Instructions for the task:
Determine how many lines carry the word "JSON". Output that number only.
----------------
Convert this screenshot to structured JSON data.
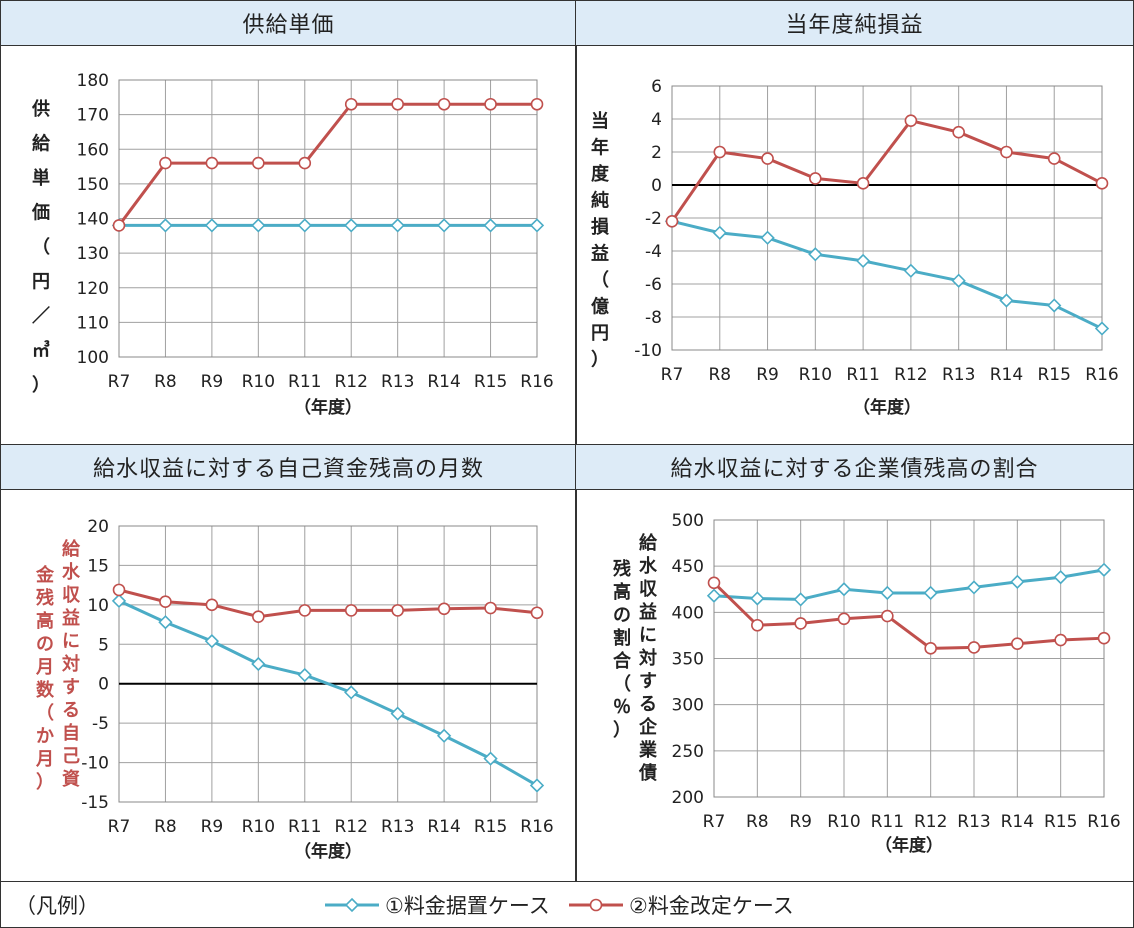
{
  "colors": {
    "case1": "#4BACC6",
    "case2": "#C0504D",
    "grid": "#A0A0A0",
    "header_bg": "#DDEBF7",
    "zero_line": "#000000"
  },
  "legend": {
    "title": "（凡例）",
    "case1_label": "①料金据置ケース",
    "case2_label": "②料金改定ケース",
    "case1_marker": "diamond",
    "case2_marker": "circle"
  },
  "chart_data": [
    {
      "type": "line",
      "title": "供給単価",
      "ylabel": "供給単価（円／㎥）",
      "xlabel": "（年度）",
      "categories": [
        "R7",
        "R8",
        "R9",
        "R10",
        "R11",
        "R12",
        "R13",
        "R14",
        "R15",
        "R16"
      ],
      "ylim": [
        100,
        180
      ],
      "yticks": [
        100,
        110,
        120,
        130,
        140,
        150,
        160,
        170,
        180
      ],
      "ylabel_color": "#222222",
      "grid": true,
      "series": [
        {
          "name": "①料金据置ケース",
          "values": [
            138,
            138,
            138,
            138,
            138,
            138,
            138,
            138,
            138,
            138
          ]
        },
        {
          "name": "②料金改定ケース",
          "values": [
            138,
            156,
            156,
            156,
            156,
            173,
            173,
            173,
            173,
            173
          ]
        }
      ]
    },
    {
      "type": "line",
      "title": "当年度純損益",
      "ylabel": "当年度純損益（億円）",
      "xlabel": "（年度）",
      "categories": [
        "R7",
        "R8",
        "R9",
        "R10",
        "R11",
        "R12",
        "R13",
        "R14",
        "R15",
        "R16"
      ],
      "ylim": [
        -10,
        6
      ],
      "yticks": [
        -10,
        -8,
        -6,
        -4,
        -2,
        0,
        2,
        4,
        6
      ],
      "ylabel_color": "#222222",
      "grid": true,
      "series": [
        {
          "name": "①料金据置ケース",
          "values": [
            -2.2,
            -2.9,
            -3.2,
            -4.2,
            -4.6,
            -5.2,
            -5.8,
            -7.0,
            -7.3,
            -8.7
          ]
        },
        {
          "name": "②料金改定ケース",
          "values": [
            -2.2,
            2.0,
            1.6,
            0.4,
            0.1,
            3.9,
            3.2,
            2.0,
            1.6,
            0.1
          ]
        }
      ]
    },
    {
      "type": "line",
      "title": "給水収益に対する自己資金残高の月数",
      "ylabel": "給水収益に対する自己資金残高の月数（か月）",
      "xlabel": "（年度）",
      "categories": [
        "R7",
        "R8",
        "R9",
        "R10",
        "R11",
        "R12",
        "R13",
        "R14",
        "R15",
        "R16"
      ],
      "ylim": [
        -15,
        20
      ],
      "yticks": [
        -15,
        -10,
        -5,
        0,
        5,
        10,
        15,
        20
      ],
      "ylabel_color": "#C0504D",
      "grid": true,
      "series": [
        {
          "name": "①料金据置ケース",
          "values": [
            10.5,
            7.8,
            5.4,
            2.5,
            1.1,
            -1.1,
            -3.8,
            -6.6,
            -9.5,
            -12.9
          ]
        },
        {
          "name": "②料金改定ケース",
          "values": [
            11.9,
            10.4,
            10.0,
            8.5,
            9.3,
            9.3,
            9.3,
            9.5,
            9.6,
            9.0
          ]
        }
      ]
    },
    {
      "type": "line",
      "title": "給水収益に対する企業債残高の割合",
      "ylabel": "給水収益に対する企業債残高の割合（％）",
      "xlabel": "（年度）",
      "categories": [
        "R7",
        "R8",
        "R9",
        "R10",
        "R11",
        "R12",
        "R13",
        "R14",
        "R15",
        "R16"
      ],
      "ylim": [
        200,
        500
      ],
      "yticks": [
        200,
        250,
        300,
        350,
        400,
        450,
        500
      ],
      "ylabel_color": "#222222",
      "grid": true,
      "series": [
        {
          "name": "①料金据置ケース",
          "values": [
            418,
            415,
            414,
            425,
            421,
            421,
            427,
            433,
            438,
            446
          ]
        },
        {
          "name": "②料金改定ケース",
          "values": [
            432,
            386,
            388,
            393,
            396,
            361,
            362,
            366,
            370,
            372
          ]
        }
      ]
    }
  ]
}
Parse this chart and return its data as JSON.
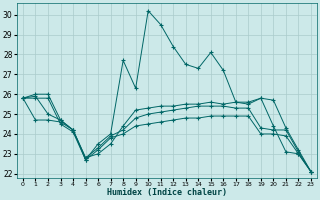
----------------
Answer:
2